Collection entries:
>> BEGIN

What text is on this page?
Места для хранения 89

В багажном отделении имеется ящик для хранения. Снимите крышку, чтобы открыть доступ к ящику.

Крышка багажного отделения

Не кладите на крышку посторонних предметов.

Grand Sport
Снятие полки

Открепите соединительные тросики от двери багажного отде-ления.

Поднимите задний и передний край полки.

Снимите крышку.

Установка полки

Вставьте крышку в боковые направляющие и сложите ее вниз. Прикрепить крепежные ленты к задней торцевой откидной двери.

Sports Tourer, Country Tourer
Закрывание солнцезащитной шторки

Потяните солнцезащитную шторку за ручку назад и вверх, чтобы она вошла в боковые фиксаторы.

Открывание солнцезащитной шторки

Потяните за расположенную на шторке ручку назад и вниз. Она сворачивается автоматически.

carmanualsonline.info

>> END

*WHAT THE TASK REQUIRES*. Exactly reproduce every line of the records.

*FINISHED ANSWER*.
What text is on this page?
Места для хранения 89

В багажном отделении имеется ящик для хранения. Снимите крышку, чтобы открыть доступ к ящику.

Крышка багажного отделения

Не кладите на крышку посторонних предметов.

Grand Sport
Снятие полки

Открепите соединительные тросики от двери багажного отде-ления.

Поднимите задний и передний край полки.

Снимите крышку.

Установка полки

Вставьте крышку в боковые направляющие и сложите ее вниз. Прикрепить крепежные ленты к задней торцевой откидной двери.

Sports Tourer, Country Tourer
Закрывание солнцезащитной шторки

Потяните солнцезащитную шторку за ручку назад и вверх, чтобы она вошла в боковые фиксаторы.

Открывание солнцезащитной шторки

Потяните за расположенную на шторке ручку назад и вниз. Она сворачивается автоматически.

carmanualsonline.info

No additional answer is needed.